• _Records for processing_:

════════════════════

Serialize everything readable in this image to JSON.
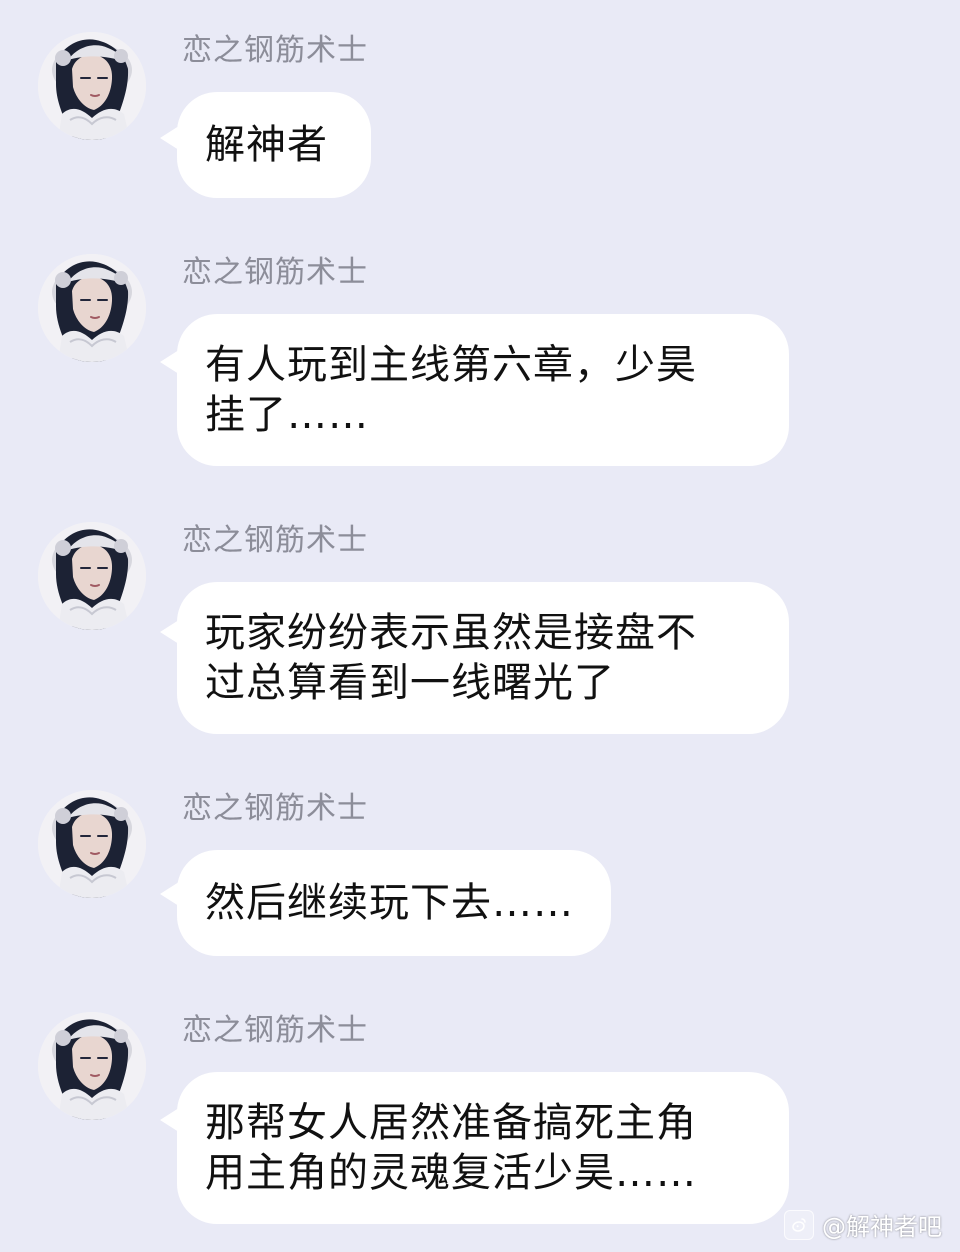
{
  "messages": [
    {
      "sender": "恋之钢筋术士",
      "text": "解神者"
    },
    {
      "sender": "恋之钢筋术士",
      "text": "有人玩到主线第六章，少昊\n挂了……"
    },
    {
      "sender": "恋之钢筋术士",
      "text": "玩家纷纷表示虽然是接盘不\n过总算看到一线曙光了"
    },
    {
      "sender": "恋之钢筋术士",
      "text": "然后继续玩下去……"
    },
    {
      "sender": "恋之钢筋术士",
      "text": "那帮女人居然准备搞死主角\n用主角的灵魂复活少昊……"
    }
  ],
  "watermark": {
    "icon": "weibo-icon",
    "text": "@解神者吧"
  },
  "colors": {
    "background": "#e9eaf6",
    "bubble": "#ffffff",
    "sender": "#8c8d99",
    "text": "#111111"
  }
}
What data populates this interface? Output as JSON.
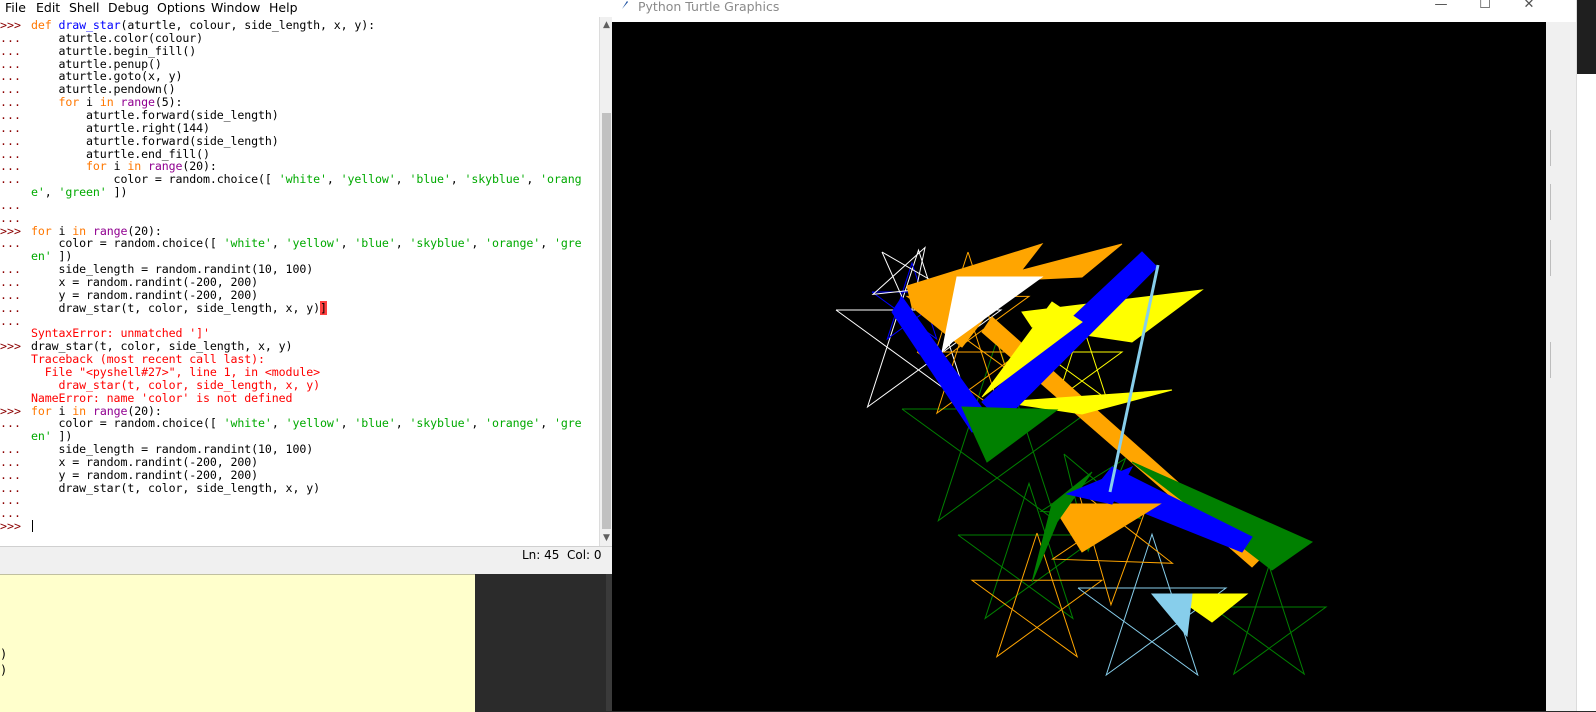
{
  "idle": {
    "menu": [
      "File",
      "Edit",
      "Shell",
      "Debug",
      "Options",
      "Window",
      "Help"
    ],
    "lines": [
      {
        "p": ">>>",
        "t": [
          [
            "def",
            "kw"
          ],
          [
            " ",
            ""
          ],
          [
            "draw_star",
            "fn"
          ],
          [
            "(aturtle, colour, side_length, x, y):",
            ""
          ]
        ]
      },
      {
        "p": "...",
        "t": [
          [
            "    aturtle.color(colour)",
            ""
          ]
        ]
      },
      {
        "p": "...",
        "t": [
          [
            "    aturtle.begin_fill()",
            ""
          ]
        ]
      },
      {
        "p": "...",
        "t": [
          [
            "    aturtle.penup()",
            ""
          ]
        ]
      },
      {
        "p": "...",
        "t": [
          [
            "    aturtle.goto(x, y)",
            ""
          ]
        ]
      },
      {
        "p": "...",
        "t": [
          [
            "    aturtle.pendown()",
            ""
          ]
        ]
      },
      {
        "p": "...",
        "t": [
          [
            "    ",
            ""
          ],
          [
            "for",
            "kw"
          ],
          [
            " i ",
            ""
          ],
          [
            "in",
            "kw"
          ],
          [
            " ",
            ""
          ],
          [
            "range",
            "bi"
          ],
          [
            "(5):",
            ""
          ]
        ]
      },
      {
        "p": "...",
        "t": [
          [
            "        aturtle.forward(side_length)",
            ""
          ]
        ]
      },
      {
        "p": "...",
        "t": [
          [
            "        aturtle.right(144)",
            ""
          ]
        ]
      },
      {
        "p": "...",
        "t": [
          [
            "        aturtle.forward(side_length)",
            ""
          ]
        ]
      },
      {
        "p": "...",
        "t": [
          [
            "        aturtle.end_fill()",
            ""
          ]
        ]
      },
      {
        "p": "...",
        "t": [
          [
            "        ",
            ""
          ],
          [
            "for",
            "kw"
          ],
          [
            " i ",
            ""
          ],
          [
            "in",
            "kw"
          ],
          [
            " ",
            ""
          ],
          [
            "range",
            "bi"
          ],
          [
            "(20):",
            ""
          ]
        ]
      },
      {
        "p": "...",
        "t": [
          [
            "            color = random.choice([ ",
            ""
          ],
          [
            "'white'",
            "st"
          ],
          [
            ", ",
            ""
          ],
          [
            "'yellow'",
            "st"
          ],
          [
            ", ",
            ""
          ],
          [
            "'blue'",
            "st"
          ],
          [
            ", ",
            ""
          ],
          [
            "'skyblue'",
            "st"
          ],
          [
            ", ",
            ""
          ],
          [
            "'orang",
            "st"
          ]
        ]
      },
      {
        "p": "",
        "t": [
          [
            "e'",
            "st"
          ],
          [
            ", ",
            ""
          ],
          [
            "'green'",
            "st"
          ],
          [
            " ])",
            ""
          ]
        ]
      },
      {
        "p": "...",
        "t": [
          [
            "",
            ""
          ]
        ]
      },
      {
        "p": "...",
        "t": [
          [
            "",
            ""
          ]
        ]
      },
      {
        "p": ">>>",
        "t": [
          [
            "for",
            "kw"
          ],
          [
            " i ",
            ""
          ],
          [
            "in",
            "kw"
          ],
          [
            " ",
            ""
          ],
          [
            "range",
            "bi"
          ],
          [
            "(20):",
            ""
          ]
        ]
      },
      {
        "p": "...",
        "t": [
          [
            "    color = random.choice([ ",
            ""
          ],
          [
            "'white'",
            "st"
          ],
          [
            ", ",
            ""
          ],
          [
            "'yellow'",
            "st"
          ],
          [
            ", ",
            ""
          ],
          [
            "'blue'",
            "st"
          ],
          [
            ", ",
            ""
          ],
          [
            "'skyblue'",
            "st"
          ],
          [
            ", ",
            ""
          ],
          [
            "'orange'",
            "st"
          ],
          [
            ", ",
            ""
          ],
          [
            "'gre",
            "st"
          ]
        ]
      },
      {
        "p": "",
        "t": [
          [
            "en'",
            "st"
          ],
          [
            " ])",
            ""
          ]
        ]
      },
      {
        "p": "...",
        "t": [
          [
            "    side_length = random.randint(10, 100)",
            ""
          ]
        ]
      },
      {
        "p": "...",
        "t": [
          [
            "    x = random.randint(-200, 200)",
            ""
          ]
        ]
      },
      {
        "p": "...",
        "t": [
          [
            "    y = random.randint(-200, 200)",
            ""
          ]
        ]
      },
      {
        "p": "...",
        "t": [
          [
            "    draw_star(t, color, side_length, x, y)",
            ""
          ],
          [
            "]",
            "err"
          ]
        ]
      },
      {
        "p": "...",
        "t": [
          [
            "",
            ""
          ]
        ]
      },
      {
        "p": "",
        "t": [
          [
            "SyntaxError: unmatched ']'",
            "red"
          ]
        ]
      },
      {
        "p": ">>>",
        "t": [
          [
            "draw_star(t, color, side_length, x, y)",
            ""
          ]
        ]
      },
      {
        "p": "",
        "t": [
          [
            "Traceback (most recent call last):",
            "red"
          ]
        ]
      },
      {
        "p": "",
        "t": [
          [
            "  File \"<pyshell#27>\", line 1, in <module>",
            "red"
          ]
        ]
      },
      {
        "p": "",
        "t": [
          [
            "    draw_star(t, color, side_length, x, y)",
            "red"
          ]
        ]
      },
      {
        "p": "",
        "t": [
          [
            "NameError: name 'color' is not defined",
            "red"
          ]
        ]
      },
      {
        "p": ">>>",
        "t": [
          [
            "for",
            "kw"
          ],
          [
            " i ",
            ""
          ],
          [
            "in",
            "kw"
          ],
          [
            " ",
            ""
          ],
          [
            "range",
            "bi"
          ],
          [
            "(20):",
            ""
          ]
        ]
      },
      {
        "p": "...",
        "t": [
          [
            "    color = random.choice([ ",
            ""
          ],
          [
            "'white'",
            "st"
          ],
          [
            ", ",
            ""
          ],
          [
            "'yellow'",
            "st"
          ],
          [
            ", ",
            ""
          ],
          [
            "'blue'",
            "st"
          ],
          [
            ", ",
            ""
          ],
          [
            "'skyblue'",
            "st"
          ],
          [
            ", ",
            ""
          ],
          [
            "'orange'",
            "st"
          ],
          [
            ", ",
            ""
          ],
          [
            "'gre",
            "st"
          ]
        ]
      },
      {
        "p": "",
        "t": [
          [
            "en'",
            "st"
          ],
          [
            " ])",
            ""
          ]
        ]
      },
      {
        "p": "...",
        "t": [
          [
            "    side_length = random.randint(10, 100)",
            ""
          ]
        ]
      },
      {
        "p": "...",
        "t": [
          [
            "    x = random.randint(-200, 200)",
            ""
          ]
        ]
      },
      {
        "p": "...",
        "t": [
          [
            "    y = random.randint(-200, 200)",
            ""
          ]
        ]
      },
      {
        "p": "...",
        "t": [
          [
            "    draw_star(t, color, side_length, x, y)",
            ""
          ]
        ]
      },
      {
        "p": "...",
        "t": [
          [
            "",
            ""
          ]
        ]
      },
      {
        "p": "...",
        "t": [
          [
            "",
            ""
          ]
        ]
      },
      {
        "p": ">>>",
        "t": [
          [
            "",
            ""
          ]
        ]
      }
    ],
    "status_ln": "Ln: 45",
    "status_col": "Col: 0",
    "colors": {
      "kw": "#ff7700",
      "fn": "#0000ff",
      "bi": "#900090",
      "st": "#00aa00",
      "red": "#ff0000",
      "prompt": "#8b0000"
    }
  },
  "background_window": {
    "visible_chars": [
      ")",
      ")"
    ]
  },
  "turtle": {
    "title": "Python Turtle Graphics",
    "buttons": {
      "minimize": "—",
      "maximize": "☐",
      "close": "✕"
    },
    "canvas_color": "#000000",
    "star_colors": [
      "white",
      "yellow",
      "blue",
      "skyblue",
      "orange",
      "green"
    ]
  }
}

════════════════════

Write out every line of the entries that holds the word "File".

• _Correct response_:
      "File",
            "  File \"<pyshell#27>\", line 1, in <module>",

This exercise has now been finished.